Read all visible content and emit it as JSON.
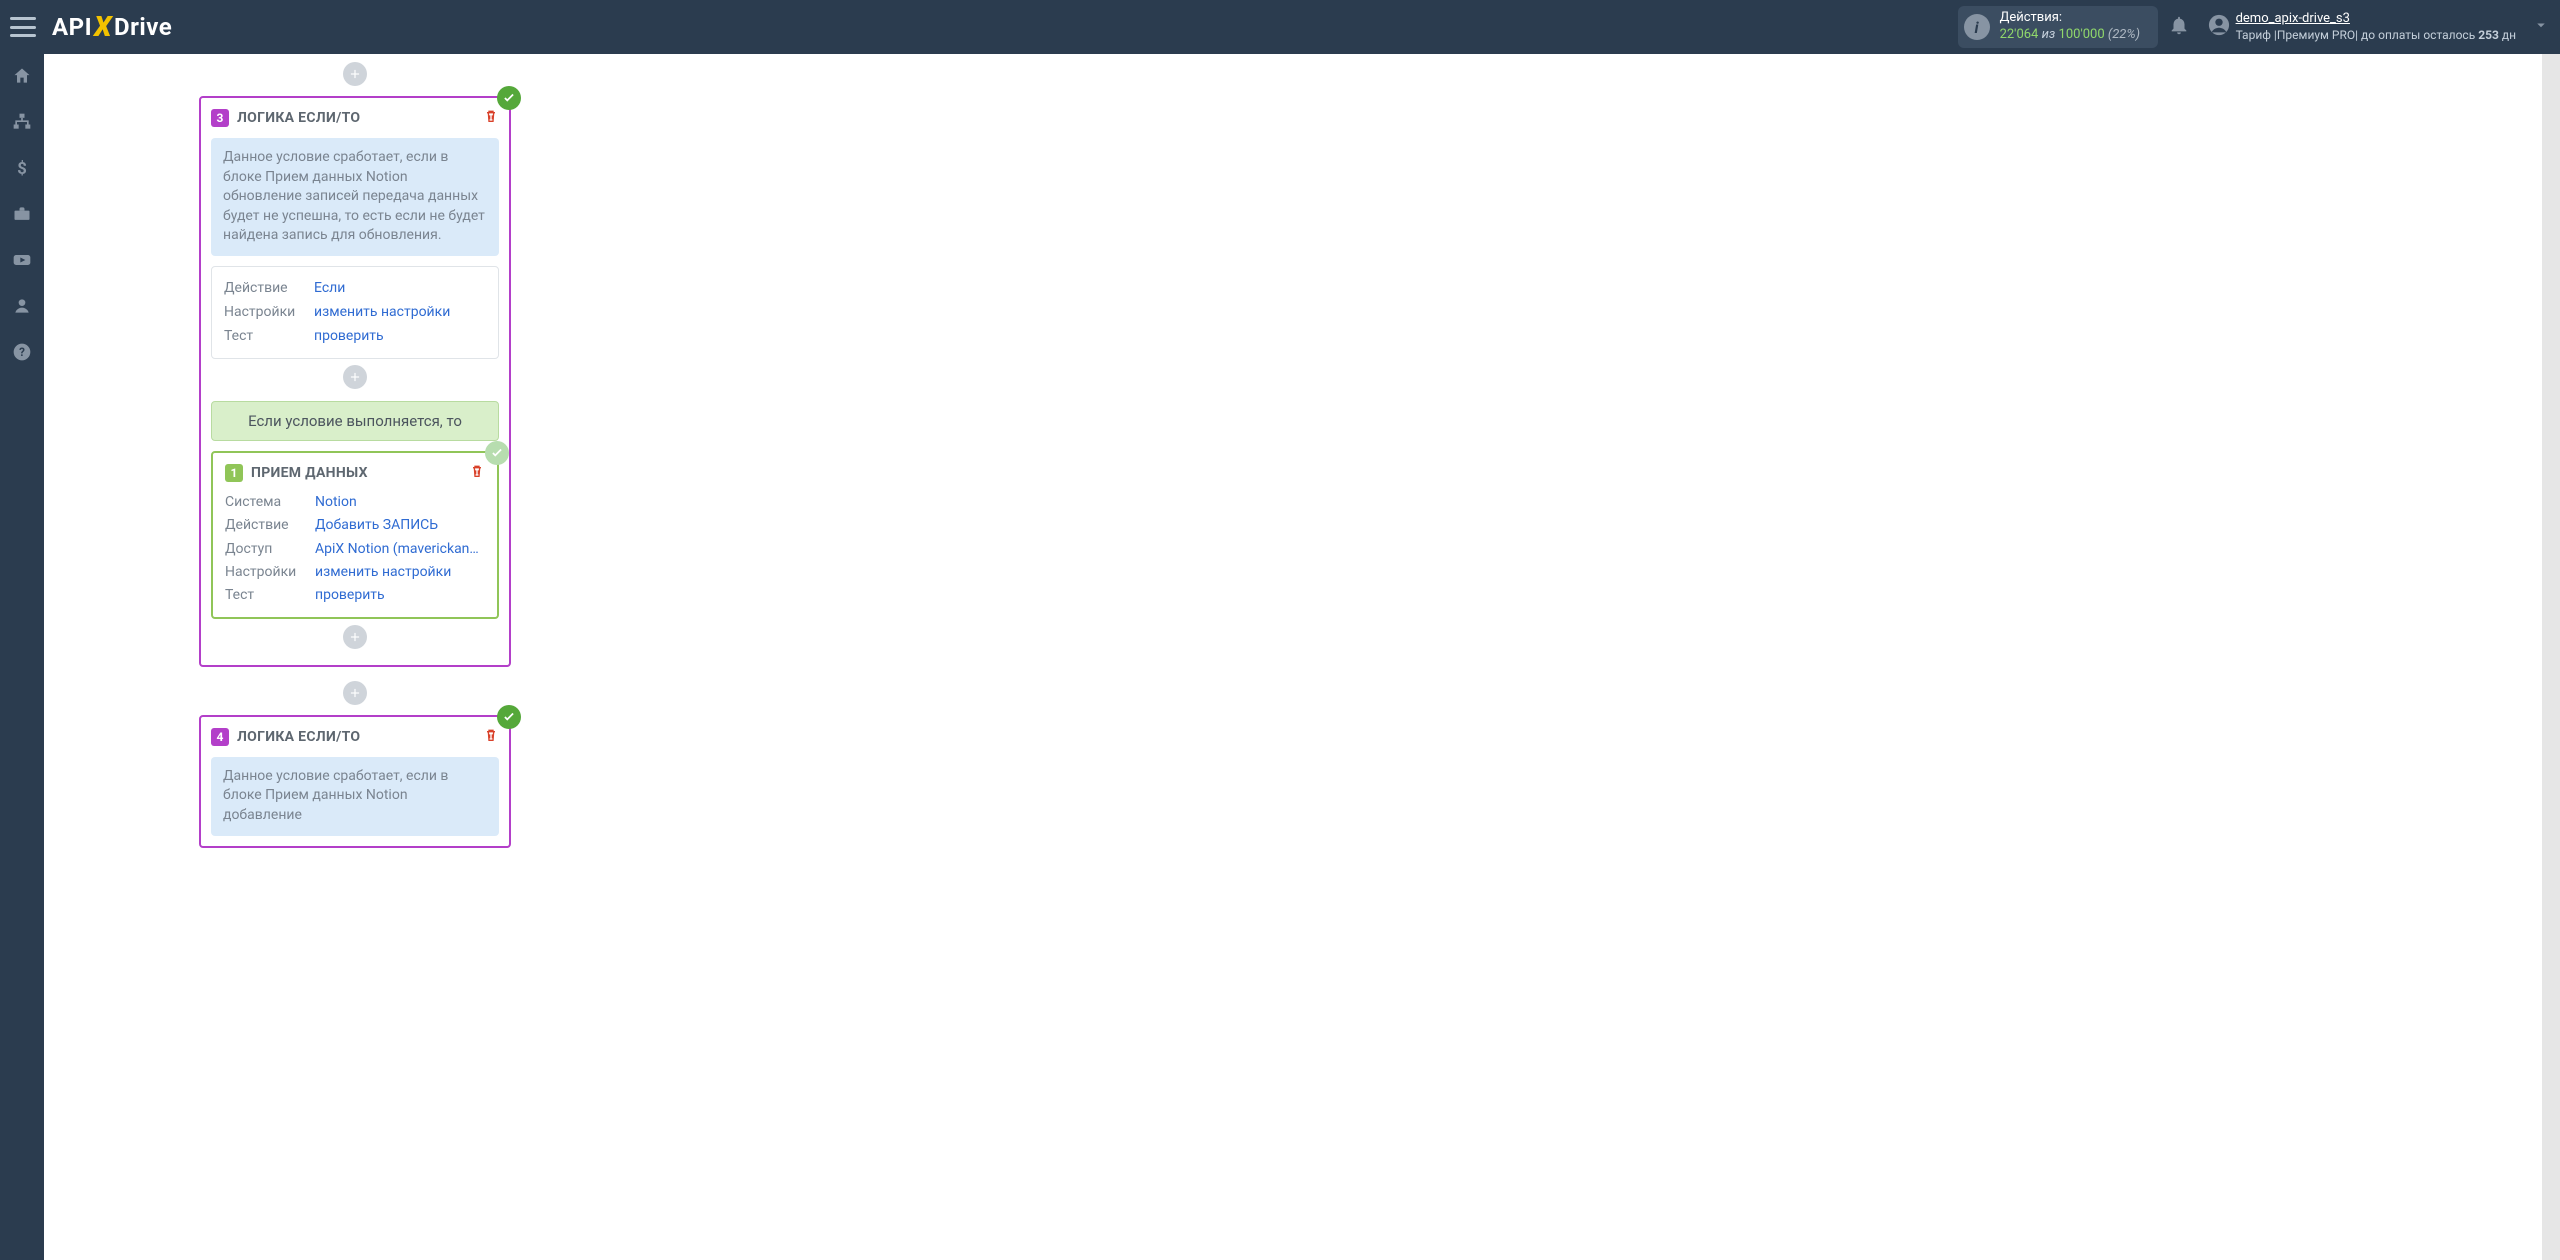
{
  "header": {
    "logo_pre": "API",
    "logo_x": "X",
    "logo_post": "Drive",
    "actions_label": "Действия:",
    "actions_count": "22'064",
    "actions_of": "из",
    "actions_limit": "100'000",
    "actions_pct": "(22%)",
    "username": "demo_apix-drive_s3",
    "tariff_prefix": "Тариф |",
    "tariff_name": "Премиум PRO",
    "tariff_mid": "| до оплаты осталось ",
    "tariff_days": "253",
    "tariff_suffix": " дн"
  },
  "card3": {
    "step": "3",
    "title": "ЛОГИКА ЕСЛИ/ТО",
    "note": "Данное условие сработает, если в блоке Прием данных Notion обновление записей передача данных будет не успешна, то есть если не будет найдена запись для обновления.",
    "labels": {
      "action": "Действие",
      "settings": "Настройки",
      "test": "Тест"
    },
    "values": {
      "action": "Если",
      "settings": "изменить настройки",
      "test": "проверить"
    },
    "cond_banner": "Если условие выполняется, то"
  },
  "card3_inner": {
    "step": "1",
    "title": "ПРИЕМ ДАННЫХ",
    "labels": {
      "system": "Система",
      "action": "Действие",
      "access": "Доступ",
      "settings": "Настройки",
      "test": "Тест"
    },
    "values": {
      "system": "Notion",
      "action": "Добавить ЗАПИСЬ",
      "access": "ApiX Notion (maverickandrew)",
      "settings": "изменить настройки",
      "test": "проверить"
    }
  },
  "card4": {
    "step": "4",
    "title": "ЛОГИКА ЕСЛИ/ТО",
    "note": "Данное условие сработает, если в блоке Прием данных Notion добавление"
  }
}
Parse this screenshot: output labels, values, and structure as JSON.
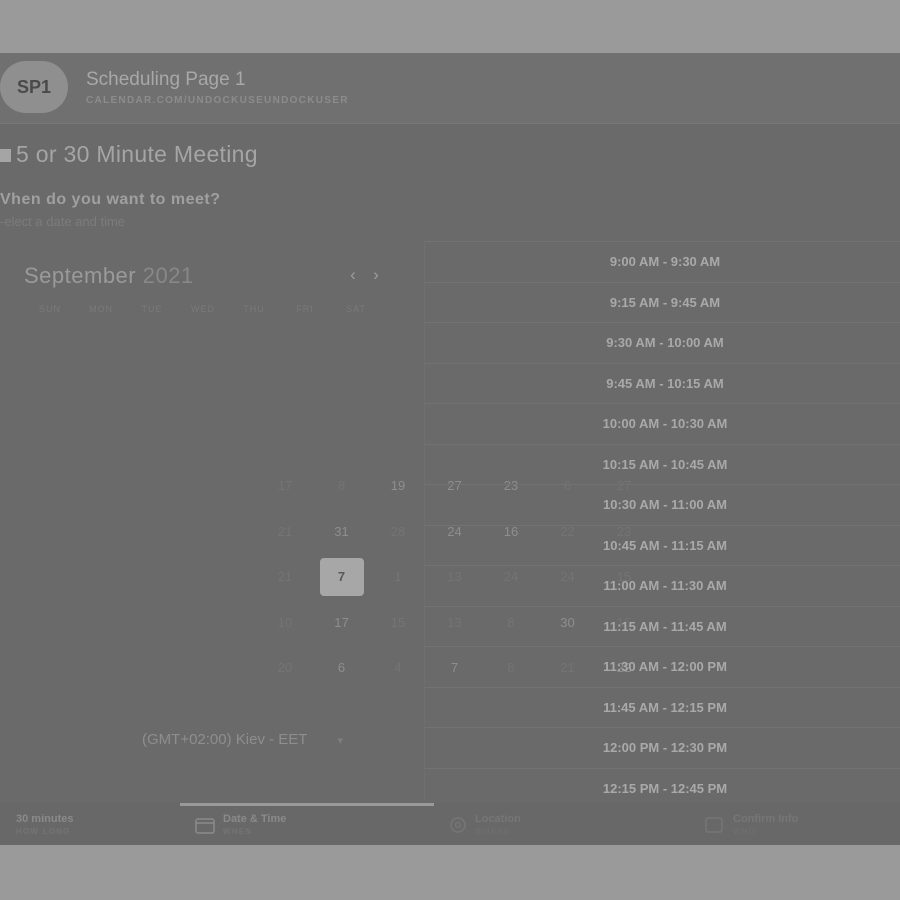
{
  "header": {
    "avatar_text": "SP1",
    "title": "Scheduling Page 1",
    "url": "CALENDAR.COM/UNDOCKUSEUNDOCKUSER"
  },
  "meeting": {
    "title": "5 or 30 Minute Meeting",
    "prompt": "Vhen do you want to meet?",
    "instruction": "-elect a date and time"
  },
  "calendar": {
    "month": "September",
    "year": "2021",
    "prev": "‹",
    "next": "›",
    "weekdays": [
      "SUN",
      "MON",
      "TUE",
      "WED",
      "THU",
      "FRI",
      "SAT"
    ],
    "days": [
      {
        "text": "17",
        "dim": true
      },
      {
        "text": "8",
        "dim": true
      },
      {
        "text": "19",
        "dim": false
      },
      {
        "text": "27",
        "dim": false
      },
      {
        "text": "23",
        "dim": false
      },
      {
        "text": "6",
        "dim": true
      },
      {
        "text": "27",
        "dim": true
      },
      {
        "text": "21",
        "dim": true
      },
      {
        "text": "31",
        "dim": false
      },
      {
        "text": "28",
        "dim": true
      },
      {
        "text": "24",
        "dim": false
      },
      {
        "text": "16",
        "dim": false
      },
      {
        "text": "22",
        "dim": true
      },
      {
        "text": "23",
        "dim": true
      },
      {
        "text": "21",
        "dim": true
      },
      {
        "text": "7",
        "dim": false,
        "selected": true
      },
      {
        "text": "1",
        "dim": true
      },
      {
        "text": "13",
        "dim": true
      },
      {
        "text": "24",
        "dim": true
      },
      {
        "text": "24",
        "dim": true
      },
      {
        "text": "15",
        "dim": true
      },
      {
        "text": "10",
        "dim": true
      },
      {
        "text": "17",
        "dim": false
      },
      {
        "text": "15",
        "dim": true
      },
      {
        "text": "13",
        "dim": true
      },
      {
        "text": "8",
        "dim": true
      },
      {
        "text": "30",
        "dim": false
      },
      {
        "text": "15",
        "dim": true
      },
      {
        "text": "20",
        "dim": true
      },
      {
        "text": "6",
        "dim": false
      },
      {
        "text": "4",
        "dim": true
      },
      {
        "text": "7",
        "dim": false
      },
      {
        "text": "8",
        "dim": true
      },
      {
        "text": "21",
        "dim": true
      },
      {
        "text": "22",
        "dim": false
      }
    ],
    "timezone": "(GMT+02:00) Kiev - EET",
    "timezone_caret": "▾"
  },
  "time_slots": [
    "9:00 AM - 9:30 AM",
    "9:15 AM - 9:45 AM",
    "9:30 AM - 10:00 AM",
    "9:45 AM - 10:15 AM",
    "10:00 AM - 10:30 AM",
    "10:15 AM - 10:45 AM",
    "10:30 AM - 11:00 AM",
    "10:45 AM - 11:15 AM",
    "11:00 AM - 11:30 AM",
    "11:15 AM - 11:45 AM",
    "11:30 AM - 12:00 PM",
    "11:45 AM - 12:15 PM",
    "12:00 PM - 12:30 PM",
    "12:15 PM - 12:45 PM"
  ],
  "footer": {
    "duration": {
      "main": "30 minutes",
      "sub": "HOW LONG"
    },
    "datetime": {
      "main": "Date & Time",
      "sub": "WHEN",
      "icon": "calendar-icon"
    },
    "location": {
      "main": "Location",
      "sub": "WHERE",
      "icon": "location-pin-icon"
    },
    "confirm": {
      "main": "Confirm Info",
      "sub": "WHO",
      "icon": "confirm-icon"
    }
  }
}
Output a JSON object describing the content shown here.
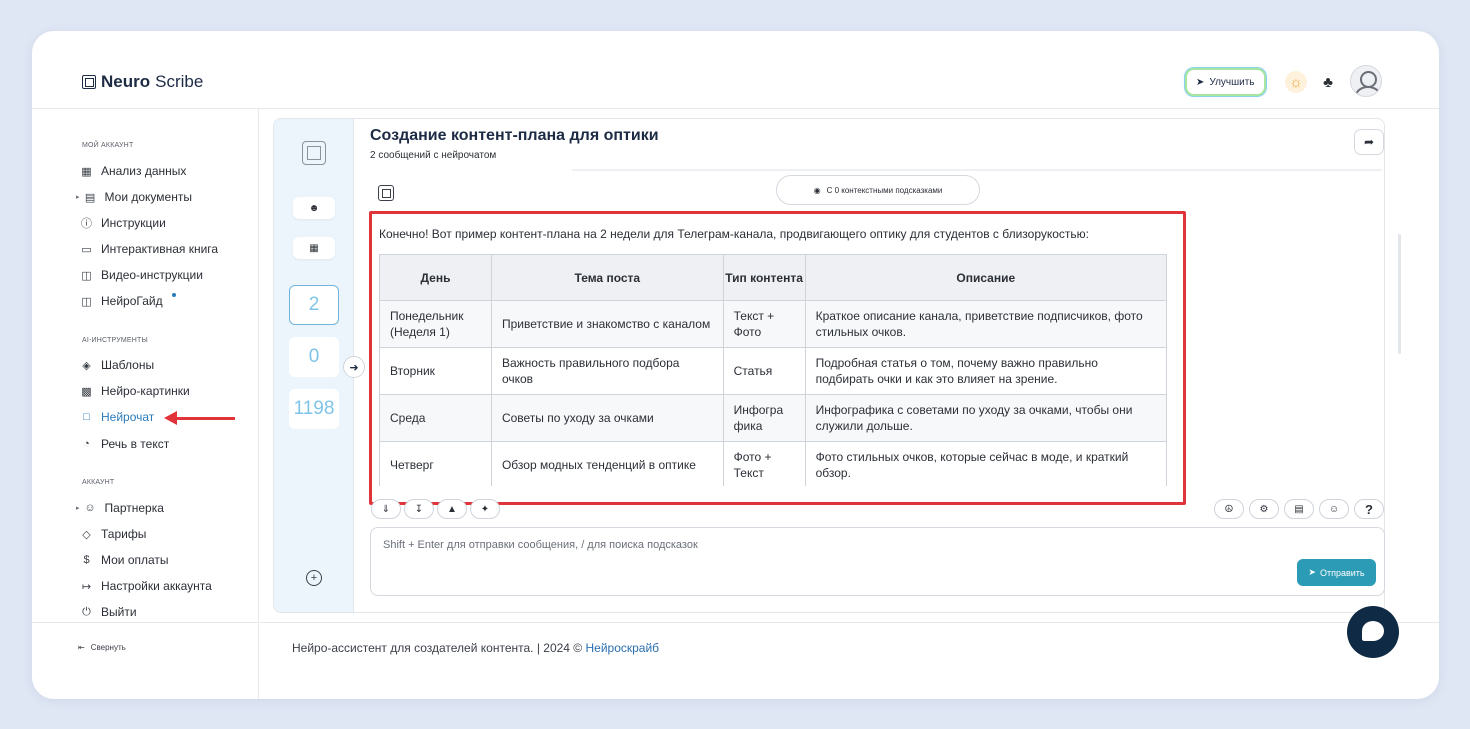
━━━━
WRITTEN TASK
Where a line in the material above holds "условие", copy that line.

COMPLETED EXERCISE
    "note": "Данное условие сработает, если в блоке Прием данных Notion обновление записей передача данных будет не успешна, то есть если не будет найдена запись для обновления.",
    "cond_banner": "Если условие выполняется, то"
    "note": "Данное условие сработает, если в блоке Прием данных Notion добавление"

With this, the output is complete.